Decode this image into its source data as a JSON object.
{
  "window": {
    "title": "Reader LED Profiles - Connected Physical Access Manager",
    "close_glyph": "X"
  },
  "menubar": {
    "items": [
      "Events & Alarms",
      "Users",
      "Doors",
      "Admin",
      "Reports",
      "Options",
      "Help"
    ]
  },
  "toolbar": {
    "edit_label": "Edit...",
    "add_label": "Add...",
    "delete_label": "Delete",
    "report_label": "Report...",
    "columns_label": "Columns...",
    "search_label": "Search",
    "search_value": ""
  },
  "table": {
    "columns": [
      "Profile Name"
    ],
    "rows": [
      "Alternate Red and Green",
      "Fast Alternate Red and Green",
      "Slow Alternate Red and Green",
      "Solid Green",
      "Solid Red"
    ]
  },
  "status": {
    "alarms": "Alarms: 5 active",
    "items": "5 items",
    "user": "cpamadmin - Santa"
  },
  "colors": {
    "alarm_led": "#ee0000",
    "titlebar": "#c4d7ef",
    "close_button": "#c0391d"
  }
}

━━━━━━━━━━━━━━━━

## YOUR OBJECTIVE
Copy each line of the listing in which the word "Green" can be found.

## TASK RESPONSE
      "Alternate Red and Green",
      "Fast Alternate Red and Green",
      "Slow Alternate Red and Green",
      "Solid Green",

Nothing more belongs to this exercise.